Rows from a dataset

☆ ☆ ☆

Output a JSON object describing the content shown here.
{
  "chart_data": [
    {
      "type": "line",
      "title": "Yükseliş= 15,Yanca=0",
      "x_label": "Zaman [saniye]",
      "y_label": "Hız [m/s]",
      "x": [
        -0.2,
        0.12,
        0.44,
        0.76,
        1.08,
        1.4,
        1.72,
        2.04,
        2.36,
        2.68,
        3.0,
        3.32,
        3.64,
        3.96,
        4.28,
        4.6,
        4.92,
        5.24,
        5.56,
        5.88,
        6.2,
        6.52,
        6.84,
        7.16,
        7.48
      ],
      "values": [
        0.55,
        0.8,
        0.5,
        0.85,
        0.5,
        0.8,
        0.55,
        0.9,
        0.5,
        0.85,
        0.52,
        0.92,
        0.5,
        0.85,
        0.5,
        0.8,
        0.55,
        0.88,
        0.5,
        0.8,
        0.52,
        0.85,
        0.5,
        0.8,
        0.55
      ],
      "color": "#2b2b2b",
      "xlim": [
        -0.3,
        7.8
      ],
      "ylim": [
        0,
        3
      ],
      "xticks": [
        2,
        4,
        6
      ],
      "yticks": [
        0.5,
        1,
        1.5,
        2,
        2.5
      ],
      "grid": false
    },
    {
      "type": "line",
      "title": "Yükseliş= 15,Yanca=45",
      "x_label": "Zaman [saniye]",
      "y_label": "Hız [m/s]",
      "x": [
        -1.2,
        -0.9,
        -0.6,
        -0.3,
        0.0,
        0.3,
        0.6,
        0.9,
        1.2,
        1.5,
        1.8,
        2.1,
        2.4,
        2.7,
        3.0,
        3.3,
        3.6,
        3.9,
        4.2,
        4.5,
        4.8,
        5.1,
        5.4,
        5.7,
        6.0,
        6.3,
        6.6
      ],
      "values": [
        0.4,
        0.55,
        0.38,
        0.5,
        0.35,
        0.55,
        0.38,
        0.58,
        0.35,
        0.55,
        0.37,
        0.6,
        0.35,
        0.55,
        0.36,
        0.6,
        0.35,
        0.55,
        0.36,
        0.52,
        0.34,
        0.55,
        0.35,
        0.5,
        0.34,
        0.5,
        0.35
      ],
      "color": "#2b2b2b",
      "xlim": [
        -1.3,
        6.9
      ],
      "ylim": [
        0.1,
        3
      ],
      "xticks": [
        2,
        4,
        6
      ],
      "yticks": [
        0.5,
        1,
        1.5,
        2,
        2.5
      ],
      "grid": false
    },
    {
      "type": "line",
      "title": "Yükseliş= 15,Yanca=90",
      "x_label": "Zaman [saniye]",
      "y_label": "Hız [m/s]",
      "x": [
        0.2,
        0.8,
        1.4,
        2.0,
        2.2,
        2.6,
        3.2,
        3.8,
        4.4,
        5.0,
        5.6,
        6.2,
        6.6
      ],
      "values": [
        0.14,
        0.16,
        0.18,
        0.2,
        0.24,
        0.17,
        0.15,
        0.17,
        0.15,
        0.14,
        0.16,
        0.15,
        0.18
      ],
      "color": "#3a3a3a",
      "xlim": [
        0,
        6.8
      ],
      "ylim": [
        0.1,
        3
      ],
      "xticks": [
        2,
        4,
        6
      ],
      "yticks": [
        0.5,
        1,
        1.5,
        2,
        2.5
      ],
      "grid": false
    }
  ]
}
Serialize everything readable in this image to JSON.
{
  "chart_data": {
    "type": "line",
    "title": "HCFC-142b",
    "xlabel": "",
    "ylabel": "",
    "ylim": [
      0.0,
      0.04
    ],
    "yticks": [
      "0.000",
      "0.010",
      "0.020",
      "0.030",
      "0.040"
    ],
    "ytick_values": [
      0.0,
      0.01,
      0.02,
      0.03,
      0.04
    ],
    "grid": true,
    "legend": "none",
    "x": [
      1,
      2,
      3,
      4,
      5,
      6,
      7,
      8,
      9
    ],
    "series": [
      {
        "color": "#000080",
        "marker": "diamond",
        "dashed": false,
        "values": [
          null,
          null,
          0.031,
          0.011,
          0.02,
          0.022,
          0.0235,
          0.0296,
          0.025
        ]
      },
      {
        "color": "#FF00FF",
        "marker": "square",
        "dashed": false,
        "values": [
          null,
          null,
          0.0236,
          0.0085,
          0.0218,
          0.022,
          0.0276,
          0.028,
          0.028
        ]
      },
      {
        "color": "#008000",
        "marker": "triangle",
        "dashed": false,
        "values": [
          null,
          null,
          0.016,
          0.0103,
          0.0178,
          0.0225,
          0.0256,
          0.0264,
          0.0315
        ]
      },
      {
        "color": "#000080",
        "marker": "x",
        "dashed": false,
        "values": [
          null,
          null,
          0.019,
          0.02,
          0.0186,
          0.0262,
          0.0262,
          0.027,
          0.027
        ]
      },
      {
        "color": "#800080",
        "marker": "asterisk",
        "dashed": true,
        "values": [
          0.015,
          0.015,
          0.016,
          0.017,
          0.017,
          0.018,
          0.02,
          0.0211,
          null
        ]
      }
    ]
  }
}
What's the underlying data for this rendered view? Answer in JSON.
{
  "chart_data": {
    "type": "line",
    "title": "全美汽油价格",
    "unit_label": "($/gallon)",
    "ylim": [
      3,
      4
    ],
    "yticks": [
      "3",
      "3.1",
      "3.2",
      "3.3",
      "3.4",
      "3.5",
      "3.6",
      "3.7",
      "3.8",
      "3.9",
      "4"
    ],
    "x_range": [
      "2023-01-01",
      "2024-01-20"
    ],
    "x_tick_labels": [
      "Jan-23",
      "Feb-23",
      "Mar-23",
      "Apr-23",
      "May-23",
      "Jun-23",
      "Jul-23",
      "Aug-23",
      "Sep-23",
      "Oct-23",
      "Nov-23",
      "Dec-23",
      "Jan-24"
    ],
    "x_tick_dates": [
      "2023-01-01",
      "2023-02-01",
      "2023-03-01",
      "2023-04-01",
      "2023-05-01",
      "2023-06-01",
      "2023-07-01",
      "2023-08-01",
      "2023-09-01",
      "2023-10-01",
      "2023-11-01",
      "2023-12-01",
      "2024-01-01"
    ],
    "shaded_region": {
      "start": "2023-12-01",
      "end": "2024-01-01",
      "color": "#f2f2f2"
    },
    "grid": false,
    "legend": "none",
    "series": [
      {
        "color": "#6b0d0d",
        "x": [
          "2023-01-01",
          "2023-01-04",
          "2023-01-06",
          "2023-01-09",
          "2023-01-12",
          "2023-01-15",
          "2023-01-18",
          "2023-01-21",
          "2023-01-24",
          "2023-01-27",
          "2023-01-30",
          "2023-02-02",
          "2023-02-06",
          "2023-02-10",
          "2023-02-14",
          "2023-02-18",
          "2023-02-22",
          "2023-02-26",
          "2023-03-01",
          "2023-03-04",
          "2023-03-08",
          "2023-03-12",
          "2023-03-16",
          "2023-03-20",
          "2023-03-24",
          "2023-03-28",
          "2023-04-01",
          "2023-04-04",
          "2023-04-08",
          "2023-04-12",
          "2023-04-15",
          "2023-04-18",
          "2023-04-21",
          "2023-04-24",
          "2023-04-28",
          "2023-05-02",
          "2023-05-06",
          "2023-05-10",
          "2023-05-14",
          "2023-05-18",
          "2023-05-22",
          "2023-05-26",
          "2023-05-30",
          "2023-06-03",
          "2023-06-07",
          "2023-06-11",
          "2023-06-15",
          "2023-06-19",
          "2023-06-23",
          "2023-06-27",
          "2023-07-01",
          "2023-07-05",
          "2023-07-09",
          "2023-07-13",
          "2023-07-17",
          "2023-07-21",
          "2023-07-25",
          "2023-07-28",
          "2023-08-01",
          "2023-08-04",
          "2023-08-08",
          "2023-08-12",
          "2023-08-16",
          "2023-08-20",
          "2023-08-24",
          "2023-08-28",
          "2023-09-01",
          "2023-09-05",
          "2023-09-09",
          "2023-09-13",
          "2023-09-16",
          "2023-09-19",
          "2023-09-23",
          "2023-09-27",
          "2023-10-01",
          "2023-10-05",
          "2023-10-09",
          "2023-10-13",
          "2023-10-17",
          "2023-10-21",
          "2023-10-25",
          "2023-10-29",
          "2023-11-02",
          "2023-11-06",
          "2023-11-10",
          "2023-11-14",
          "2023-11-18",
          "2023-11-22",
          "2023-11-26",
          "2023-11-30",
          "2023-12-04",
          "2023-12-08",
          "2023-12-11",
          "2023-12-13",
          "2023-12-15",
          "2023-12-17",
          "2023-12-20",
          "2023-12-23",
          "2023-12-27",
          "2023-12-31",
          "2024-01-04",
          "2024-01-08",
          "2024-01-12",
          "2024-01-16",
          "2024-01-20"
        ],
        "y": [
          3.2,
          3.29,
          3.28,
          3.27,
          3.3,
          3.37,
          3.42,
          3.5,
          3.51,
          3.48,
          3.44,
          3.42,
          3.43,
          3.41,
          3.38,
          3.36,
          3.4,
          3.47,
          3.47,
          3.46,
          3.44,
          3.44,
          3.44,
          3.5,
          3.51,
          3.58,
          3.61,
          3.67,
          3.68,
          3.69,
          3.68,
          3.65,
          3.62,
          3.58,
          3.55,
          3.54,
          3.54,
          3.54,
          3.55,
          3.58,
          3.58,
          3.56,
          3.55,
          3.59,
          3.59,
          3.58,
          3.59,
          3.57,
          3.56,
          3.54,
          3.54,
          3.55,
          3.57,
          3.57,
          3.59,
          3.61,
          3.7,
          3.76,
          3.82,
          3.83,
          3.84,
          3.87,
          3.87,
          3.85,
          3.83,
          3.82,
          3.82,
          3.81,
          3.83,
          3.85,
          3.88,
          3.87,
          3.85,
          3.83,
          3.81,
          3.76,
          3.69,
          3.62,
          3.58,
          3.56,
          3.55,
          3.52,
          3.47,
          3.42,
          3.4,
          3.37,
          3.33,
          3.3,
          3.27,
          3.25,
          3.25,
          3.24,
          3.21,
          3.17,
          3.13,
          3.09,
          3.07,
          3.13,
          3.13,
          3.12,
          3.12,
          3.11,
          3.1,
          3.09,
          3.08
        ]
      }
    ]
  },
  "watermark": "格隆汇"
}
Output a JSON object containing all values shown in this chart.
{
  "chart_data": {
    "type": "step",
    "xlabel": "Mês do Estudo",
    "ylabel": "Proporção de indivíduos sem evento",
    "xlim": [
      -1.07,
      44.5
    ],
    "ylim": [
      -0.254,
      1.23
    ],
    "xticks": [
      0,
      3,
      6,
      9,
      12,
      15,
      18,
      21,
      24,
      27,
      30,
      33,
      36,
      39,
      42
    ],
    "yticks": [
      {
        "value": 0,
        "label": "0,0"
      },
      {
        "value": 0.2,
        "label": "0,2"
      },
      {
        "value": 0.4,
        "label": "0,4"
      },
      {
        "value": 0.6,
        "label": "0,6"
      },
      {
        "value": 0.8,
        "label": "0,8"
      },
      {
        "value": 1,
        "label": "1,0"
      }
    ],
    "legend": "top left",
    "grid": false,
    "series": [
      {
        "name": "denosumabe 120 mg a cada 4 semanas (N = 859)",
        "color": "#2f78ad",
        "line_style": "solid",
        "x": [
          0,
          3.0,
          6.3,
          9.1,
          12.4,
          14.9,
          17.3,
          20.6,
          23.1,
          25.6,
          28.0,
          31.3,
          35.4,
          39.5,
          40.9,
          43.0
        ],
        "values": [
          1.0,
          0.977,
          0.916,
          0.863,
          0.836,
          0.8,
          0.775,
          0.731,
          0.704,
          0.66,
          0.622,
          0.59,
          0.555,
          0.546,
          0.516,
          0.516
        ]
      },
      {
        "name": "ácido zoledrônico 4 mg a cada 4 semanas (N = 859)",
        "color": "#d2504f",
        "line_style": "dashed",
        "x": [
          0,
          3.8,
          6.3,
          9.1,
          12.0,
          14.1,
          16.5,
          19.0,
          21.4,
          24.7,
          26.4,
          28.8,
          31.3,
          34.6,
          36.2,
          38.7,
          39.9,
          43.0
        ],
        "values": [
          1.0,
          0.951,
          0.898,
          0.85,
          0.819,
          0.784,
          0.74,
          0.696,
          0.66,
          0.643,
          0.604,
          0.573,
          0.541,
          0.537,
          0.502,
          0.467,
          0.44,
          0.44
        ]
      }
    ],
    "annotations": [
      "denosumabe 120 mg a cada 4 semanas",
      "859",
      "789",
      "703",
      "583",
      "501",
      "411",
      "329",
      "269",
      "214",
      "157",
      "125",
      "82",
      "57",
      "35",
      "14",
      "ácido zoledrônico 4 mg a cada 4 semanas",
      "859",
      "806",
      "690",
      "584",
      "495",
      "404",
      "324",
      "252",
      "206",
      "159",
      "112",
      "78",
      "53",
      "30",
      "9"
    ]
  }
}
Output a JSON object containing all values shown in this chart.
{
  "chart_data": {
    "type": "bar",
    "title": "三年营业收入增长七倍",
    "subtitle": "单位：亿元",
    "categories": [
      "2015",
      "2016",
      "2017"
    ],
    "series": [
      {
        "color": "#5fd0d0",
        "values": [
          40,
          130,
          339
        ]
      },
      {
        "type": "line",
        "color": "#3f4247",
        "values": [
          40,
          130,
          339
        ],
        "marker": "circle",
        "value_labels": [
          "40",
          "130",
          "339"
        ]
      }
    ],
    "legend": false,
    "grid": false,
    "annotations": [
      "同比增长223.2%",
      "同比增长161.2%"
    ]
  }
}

☆ ☆ ☆

### Aim
Find all lines where the word "ylabel" appears. Copy them.

### Exercise answer
    "ylabel": "",
    "ylabel": "Proporção de indivíduos sem evento",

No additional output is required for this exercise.